[Extract to read Boundary: Start]

Abstract
Breast cancer is the most common cancer in the world, and DNA methylation plays a key role in the occurrence and development of breast cancer. However, the effect of DNA methylation in different gene functional regions on gene expression and the effect of gene expression on breast cancer is not completely clear. In our study, we computed and analyzed DNA methylation, gene expression, and clinical data in the TCGA database. Firstly, we calculated the distribution of abnormal DNA methylated probes in 12 regions, found the abnormal DNA methylated probes in down-regulated genes were highly enriched, and the number of hypermethylated probes in the promoter region was 6.5 times than that of hypomethylated probes. Secondly, the correlation coefficients between abnormal DNA methylated values in each functional region of differentially expressed genes and gene expression values were calculated. Then, co-expression analysis of differentially expressed genes was performed, 34 hub genes in cancer-related pathways were obtained, of which 11 genes were regulated by abnormal DNA methylation. Finally, a multivariate Cox regression analysis was performed on 27 probes of 11 genes. Three DNA methylation probes (cg13569051 and cg14399183 of GSN, and cg25274503 of CAV2) related to survival were used to construct a prognostic model, which has a good prognostic ability. Furthermore, we found that the cg25274503 hypermethylation in the promoter region inhibited the expression of the CAV2, and the hypermethylation of cg13569051 and cg14399183 in the 5′UTR region inhibited the expression of GSN. These results may provide possible molecular targets for breast cancer.

[Extract to read Boundary: End]

**Brief**: According to the breast cancer abstract, how many times greater was the number of hypermethylated probes in the promoter region than the number of hypomethylated probes?

[Excerpted data Boundary: Start]

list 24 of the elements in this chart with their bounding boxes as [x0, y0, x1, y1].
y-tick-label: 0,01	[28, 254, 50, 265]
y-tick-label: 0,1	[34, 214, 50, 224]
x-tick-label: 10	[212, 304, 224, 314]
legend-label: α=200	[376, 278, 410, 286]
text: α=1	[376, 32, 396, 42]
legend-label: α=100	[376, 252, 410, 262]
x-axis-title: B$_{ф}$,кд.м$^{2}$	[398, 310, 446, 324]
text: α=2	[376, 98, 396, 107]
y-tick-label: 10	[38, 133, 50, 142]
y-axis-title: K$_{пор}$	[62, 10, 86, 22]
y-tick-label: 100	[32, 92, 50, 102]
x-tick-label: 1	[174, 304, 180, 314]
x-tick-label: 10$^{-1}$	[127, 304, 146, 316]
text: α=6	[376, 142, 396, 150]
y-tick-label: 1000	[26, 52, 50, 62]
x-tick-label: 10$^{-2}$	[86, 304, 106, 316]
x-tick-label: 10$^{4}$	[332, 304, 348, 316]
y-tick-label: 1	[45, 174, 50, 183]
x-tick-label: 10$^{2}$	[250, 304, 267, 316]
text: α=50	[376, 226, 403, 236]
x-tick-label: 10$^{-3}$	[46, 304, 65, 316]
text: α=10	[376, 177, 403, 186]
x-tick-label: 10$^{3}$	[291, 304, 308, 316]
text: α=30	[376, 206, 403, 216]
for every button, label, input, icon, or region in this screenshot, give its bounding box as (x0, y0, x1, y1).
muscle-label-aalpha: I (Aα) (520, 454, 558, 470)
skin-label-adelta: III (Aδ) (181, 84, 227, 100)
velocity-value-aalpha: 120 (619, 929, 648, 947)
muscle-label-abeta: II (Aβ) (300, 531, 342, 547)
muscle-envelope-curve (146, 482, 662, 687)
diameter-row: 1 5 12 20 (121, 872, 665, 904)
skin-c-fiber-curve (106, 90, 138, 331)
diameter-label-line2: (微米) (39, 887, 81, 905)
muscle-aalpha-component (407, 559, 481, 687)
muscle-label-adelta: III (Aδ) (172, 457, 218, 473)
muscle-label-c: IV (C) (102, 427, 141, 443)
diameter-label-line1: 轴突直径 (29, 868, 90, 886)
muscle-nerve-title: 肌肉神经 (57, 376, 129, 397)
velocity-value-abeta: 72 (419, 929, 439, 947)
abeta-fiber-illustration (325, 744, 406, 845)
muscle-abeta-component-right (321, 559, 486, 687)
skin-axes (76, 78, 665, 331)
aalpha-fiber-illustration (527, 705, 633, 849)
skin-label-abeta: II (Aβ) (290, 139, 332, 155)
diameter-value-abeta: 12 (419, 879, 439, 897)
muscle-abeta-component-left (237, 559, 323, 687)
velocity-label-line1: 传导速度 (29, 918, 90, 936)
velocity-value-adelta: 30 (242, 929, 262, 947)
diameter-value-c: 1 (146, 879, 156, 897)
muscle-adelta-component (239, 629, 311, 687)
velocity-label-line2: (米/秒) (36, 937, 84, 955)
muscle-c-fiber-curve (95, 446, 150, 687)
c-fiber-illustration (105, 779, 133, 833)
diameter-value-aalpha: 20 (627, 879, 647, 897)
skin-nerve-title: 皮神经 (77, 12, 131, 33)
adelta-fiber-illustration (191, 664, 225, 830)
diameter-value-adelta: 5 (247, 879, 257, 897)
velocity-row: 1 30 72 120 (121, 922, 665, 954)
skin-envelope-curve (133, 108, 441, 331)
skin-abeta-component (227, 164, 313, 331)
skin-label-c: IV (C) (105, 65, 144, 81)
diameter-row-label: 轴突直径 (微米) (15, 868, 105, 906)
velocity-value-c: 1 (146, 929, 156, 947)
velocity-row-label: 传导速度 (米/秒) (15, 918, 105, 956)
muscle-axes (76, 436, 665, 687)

[Excerpted data Boundary: End]

**Task result**: 6.5 times